** begin **

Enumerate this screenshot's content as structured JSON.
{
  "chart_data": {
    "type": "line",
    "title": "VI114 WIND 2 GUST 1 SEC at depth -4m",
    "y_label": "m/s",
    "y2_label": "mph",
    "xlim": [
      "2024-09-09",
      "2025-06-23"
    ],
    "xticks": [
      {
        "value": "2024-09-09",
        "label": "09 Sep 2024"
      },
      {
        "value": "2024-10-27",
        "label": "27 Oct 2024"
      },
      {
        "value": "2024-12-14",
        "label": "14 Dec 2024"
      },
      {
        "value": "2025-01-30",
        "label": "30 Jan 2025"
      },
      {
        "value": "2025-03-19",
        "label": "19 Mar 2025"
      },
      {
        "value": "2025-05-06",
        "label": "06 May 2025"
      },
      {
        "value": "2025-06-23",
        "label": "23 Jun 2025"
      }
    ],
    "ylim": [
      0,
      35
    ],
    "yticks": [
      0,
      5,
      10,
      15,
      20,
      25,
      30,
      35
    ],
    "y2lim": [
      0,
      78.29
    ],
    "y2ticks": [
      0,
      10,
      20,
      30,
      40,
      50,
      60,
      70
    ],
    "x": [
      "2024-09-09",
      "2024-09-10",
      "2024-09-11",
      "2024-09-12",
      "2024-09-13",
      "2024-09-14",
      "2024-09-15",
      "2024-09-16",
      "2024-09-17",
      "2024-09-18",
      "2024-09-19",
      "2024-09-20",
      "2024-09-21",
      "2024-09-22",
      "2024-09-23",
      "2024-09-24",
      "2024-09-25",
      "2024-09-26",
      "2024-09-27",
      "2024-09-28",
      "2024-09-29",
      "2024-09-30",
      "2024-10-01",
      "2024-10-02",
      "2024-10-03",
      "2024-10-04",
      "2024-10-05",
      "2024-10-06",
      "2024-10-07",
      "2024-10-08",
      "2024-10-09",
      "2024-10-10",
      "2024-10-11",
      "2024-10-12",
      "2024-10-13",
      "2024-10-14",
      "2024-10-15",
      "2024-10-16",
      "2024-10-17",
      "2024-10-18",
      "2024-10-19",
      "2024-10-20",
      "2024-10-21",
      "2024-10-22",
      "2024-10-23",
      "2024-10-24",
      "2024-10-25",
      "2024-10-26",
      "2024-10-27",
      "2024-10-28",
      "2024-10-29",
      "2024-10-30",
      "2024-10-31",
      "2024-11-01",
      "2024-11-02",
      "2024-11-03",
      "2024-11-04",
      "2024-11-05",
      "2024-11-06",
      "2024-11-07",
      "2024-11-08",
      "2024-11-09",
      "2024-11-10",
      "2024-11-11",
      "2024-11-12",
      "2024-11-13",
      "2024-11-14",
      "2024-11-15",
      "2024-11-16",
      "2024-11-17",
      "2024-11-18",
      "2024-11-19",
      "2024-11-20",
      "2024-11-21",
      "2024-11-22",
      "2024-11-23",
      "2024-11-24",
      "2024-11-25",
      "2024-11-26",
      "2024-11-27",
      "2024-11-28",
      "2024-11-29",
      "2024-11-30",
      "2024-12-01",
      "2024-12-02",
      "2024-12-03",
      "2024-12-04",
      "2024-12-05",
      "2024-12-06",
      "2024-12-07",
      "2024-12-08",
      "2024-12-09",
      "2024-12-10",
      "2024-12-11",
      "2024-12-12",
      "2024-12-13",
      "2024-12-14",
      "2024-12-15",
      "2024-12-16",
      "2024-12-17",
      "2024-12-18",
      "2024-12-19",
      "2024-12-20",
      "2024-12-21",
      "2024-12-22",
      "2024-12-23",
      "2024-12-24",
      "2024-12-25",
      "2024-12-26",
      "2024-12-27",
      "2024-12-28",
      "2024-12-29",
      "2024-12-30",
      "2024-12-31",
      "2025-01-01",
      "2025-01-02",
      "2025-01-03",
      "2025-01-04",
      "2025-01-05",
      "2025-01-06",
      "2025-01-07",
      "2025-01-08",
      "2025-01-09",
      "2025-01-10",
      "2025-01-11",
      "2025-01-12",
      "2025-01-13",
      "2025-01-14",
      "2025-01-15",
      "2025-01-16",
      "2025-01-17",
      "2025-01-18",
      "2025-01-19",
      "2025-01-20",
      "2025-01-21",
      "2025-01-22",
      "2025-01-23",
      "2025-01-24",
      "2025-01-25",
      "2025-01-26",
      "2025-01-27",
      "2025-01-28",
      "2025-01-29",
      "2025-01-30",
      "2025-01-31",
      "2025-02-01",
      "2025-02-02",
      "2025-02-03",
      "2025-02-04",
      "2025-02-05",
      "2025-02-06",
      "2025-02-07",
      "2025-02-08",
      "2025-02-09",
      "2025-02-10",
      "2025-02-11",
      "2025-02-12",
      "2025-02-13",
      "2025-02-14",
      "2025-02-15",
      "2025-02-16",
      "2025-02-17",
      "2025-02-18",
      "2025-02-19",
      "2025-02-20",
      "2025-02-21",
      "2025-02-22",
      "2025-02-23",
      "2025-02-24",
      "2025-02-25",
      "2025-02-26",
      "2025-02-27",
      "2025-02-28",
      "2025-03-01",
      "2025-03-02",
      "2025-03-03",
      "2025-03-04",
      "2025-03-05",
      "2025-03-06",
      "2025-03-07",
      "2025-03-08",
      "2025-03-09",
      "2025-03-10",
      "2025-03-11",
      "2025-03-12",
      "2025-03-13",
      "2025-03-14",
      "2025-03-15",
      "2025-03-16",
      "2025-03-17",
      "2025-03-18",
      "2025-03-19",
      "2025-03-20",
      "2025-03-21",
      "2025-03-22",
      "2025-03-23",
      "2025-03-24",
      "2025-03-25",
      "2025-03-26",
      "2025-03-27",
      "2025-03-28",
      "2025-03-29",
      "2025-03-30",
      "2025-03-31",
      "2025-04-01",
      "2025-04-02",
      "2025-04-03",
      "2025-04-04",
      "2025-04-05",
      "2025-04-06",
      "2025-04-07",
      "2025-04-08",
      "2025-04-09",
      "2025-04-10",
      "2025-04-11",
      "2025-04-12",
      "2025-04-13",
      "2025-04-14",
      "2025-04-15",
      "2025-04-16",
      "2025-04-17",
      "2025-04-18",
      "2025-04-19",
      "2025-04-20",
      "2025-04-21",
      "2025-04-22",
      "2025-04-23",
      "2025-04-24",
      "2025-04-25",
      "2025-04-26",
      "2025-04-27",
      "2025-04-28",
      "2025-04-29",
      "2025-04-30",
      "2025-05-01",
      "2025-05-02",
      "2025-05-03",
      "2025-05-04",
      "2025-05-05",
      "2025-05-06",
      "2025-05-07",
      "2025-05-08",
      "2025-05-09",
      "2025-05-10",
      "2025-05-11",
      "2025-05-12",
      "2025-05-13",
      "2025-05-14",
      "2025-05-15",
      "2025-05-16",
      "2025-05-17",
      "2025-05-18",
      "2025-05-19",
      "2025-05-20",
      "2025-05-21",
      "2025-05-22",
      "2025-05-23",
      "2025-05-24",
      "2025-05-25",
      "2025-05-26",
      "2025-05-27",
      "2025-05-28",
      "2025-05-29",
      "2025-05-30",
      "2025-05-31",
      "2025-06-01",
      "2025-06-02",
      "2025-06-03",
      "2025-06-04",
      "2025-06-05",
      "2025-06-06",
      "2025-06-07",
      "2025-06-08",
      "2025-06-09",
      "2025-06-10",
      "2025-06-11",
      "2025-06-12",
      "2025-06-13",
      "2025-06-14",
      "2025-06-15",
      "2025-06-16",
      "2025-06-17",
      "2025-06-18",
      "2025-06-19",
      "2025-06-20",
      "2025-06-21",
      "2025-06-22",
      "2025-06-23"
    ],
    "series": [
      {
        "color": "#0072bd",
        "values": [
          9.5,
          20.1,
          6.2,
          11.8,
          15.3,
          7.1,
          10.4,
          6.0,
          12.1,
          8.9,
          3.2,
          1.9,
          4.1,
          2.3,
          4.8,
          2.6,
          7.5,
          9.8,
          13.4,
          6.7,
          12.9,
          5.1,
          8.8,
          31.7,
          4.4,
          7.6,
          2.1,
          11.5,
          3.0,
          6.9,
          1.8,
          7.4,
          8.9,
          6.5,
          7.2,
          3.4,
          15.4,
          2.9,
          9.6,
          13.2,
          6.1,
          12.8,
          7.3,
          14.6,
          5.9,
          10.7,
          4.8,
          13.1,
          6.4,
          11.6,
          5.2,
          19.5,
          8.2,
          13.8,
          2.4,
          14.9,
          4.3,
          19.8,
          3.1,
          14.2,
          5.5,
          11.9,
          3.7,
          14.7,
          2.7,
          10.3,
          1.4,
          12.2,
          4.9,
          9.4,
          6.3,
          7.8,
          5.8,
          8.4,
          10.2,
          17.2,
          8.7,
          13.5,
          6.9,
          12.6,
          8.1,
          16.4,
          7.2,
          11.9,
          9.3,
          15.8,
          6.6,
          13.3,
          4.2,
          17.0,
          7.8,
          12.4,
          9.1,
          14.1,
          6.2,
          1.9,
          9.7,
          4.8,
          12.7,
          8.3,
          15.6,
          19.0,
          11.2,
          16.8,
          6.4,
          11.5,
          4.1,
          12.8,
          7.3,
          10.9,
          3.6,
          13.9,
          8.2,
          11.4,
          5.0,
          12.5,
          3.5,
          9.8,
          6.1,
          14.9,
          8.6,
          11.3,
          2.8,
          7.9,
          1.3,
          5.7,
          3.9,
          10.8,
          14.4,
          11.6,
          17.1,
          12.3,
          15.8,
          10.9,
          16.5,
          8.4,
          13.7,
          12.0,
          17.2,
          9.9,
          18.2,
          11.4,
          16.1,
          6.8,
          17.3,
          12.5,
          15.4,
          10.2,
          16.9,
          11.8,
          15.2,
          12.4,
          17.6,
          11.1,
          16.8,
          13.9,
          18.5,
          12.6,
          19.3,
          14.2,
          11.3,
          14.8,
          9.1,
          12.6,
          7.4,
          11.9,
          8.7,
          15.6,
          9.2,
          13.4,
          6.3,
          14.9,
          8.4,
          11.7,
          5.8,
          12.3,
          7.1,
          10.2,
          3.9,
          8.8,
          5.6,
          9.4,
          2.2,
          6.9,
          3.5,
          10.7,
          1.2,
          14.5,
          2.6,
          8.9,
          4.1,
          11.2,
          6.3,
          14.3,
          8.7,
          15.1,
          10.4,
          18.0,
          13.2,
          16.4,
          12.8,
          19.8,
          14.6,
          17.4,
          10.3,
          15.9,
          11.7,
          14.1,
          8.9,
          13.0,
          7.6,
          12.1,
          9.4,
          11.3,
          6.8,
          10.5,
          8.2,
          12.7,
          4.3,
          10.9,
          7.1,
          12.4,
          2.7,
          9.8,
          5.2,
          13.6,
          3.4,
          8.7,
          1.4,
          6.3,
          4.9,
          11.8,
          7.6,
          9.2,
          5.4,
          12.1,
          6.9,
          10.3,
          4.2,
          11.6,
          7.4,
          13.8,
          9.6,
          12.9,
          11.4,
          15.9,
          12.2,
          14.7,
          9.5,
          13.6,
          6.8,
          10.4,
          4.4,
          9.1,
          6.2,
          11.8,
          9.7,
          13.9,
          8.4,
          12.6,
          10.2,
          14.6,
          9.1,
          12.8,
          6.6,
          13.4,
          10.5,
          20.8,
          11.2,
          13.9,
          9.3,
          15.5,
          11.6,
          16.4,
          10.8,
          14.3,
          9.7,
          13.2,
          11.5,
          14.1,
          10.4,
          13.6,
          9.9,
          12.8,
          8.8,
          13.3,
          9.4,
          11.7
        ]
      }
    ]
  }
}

** end **
** begin **

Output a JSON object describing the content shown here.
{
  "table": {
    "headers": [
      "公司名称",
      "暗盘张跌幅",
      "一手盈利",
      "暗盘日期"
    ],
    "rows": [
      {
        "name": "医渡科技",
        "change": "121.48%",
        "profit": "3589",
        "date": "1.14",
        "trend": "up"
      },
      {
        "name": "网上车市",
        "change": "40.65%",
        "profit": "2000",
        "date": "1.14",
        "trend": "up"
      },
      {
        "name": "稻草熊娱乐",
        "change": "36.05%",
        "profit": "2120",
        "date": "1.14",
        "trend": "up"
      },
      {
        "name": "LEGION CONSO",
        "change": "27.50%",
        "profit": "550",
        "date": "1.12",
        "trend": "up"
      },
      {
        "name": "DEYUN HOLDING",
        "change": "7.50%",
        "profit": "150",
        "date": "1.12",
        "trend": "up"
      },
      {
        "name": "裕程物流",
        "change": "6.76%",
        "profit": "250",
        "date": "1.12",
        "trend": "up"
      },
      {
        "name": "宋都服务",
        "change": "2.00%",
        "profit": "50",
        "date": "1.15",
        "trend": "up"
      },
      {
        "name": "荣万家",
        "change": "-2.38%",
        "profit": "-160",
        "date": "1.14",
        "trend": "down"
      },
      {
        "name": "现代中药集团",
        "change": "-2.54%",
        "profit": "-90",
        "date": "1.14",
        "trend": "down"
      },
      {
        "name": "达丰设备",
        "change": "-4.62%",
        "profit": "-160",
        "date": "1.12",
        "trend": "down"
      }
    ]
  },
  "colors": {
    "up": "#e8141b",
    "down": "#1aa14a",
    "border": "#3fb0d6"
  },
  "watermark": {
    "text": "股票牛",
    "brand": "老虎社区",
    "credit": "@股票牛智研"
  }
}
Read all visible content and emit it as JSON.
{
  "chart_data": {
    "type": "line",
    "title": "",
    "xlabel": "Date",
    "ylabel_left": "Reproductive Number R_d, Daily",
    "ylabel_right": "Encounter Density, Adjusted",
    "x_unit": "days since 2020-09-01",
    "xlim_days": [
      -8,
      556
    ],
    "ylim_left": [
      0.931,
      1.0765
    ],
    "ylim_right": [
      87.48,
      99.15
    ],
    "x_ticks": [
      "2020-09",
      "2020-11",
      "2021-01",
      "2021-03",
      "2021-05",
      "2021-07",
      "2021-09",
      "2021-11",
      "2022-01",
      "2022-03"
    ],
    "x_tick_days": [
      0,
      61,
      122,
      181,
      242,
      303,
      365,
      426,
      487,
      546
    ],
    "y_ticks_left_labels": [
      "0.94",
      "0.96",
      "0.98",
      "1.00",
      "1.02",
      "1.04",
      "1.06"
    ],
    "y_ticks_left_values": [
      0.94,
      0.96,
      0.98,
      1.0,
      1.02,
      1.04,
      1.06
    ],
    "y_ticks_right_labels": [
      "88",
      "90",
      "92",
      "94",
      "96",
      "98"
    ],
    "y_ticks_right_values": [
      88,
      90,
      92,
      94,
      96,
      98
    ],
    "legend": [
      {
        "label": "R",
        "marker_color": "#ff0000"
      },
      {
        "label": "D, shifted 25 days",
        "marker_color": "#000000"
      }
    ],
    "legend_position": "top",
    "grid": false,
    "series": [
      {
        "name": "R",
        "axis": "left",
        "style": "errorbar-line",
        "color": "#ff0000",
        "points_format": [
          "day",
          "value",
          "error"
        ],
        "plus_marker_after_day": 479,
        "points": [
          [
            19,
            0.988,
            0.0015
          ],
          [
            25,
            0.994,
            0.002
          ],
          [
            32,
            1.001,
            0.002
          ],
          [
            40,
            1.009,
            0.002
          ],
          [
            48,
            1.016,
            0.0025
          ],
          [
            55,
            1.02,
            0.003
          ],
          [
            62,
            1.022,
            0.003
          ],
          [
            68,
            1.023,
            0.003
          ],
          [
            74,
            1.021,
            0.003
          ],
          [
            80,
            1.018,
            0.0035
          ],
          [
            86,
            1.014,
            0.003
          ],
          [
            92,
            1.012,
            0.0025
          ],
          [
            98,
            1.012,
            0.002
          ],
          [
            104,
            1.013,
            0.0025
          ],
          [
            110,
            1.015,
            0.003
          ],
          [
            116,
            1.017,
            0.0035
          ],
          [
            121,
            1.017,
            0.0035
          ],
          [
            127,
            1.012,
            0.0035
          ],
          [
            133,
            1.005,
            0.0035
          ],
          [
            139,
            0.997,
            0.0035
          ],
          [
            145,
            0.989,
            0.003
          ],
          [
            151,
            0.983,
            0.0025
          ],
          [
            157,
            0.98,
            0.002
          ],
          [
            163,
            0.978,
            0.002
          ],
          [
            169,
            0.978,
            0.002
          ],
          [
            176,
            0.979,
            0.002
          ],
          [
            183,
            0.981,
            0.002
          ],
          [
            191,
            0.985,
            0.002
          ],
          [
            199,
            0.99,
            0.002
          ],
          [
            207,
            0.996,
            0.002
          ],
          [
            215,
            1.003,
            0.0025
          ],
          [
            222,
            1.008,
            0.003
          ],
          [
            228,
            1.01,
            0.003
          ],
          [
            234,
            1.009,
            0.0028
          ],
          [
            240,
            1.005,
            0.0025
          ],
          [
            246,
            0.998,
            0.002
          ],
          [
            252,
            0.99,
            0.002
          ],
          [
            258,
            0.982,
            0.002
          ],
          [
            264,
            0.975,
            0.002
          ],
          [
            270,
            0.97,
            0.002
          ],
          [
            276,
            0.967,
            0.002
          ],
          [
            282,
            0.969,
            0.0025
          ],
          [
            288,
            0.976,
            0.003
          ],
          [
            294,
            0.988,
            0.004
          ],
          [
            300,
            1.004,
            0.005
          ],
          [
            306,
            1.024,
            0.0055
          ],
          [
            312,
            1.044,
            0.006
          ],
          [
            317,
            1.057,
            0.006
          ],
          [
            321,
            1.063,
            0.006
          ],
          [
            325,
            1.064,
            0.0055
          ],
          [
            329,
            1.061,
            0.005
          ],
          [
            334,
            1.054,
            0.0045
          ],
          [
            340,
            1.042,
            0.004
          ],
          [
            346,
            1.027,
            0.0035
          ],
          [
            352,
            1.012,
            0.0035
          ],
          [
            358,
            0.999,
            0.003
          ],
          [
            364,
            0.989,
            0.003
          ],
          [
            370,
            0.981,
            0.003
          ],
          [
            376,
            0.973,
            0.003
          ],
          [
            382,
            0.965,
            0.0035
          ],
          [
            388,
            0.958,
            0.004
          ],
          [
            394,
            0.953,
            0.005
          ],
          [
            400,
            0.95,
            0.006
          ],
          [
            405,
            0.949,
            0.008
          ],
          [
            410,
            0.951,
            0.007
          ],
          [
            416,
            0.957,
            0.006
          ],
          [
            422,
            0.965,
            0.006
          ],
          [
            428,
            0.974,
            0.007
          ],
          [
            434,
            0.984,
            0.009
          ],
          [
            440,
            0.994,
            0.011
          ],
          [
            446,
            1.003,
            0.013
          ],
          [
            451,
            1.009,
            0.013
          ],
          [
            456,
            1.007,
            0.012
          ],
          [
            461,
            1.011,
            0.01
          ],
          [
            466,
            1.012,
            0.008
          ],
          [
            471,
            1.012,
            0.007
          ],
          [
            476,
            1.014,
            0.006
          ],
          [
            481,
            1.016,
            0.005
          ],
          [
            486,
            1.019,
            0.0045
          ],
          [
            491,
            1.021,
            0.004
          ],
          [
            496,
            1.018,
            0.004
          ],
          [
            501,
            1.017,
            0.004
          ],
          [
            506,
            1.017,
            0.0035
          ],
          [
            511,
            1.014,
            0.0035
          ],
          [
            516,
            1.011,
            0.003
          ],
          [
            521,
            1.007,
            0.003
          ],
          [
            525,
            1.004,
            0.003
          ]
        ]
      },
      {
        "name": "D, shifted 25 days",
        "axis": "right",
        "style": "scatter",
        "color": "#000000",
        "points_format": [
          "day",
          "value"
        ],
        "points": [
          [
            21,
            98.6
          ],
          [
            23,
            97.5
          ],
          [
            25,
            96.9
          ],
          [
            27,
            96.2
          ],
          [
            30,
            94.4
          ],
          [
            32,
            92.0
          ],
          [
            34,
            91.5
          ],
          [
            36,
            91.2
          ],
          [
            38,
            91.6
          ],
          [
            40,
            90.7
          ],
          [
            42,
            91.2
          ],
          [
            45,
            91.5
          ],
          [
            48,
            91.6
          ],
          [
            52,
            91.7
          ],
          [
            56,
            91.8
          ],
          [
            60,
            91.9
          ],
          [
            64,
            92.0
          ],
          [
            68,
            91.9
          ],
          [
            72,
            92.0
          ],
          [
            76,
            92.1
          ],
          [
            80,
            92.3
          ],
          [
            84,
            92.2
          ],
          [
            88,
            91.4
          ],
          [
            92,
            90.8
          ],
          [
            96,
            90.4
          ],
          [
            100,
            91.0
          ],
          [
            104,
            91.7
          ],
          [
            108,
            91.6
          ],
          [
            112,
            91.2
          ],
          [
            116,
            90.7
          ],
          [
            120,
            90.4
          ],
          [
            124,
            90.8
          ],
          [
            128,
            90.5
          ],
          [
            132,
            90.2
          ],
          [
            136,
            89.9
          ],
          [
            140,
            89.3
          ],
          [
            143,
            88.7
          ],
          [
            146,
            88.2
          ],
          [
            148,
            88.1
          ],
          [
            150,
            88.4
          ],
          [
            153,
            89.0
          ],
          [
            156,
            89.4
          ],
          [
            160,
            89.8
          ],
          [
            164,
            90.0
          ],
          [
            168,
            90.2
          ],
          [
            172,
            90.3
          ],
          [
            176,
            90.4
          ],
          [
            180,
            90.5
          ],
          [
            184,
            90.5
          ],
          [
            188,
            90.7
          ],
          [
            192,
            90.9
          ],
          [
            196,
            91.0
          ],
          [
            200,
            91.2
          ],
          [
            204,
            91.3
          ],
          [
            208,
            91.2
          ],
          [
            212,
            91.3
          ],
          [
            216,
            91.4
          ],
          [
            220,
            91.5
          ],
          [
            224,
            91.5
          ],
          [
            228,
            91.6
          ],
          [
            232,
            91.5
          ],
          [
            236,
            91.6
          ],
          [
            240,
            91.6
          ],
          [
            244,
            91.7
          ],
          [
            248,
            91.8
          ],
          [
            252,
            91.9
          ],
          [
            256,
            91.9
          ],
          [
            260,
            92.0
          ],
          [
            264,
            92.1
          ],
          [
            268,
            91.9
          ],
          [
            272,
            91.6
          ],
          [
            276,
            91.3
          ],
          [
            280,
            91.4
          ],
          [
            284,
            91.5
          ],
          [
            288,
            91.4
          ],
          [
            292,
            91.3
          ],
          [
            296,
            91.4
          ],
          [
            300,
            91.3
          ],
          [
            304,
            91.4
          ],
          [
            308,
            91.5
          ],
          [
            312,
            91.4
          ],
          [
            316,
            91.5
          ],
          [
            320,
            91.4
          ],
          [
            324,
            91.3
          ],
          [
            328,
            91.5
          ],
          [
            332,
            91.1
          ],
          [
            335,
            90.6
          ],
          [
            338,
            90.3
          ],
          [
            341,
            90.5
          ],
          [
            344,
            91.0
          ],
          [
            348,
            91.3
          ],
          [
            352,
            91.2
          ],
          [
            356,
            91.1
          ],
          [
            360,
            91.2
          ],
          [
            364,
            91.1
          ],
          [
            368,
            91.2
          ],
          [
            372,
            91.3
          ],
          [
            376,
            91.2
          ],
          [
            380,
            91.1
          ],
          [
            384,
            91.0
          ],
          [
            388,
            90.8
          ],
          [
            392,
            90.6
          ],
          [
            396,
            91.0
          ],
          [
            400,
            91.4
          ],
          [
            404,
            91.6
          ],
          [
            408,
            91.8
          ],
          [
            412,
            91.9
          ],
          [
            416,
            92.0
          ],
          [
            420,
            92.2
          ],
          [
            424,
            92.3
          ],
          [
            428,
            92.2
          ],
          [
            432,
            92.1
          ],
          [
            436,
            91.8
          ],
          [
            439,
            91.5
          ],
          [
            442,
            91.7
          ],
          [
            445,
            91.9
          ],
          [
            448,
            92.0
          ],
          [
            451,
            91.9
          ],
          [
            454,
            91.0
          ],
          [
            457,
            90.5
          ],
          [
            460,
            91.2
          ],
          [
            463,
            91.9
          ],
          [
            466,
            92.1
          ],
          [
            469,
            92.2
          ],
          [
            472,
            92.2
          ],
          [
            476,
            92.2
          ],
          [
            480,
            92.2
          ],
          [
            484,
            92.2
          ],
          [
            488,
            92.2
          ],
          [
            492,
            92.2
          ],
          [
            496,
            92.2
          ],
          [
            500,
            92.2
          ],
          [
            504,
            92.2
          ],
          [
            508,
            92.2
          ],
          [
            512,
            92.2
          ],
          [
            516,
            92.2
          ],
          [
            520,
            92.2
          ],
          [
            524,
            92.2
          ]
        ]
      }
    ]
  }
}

** end **

# Exercise goal
Copy all lines from the listing that contain "shifted".

# Solution for this task
        "label": "D, shifted 25 days",
        "name": "D, shifted 25 days",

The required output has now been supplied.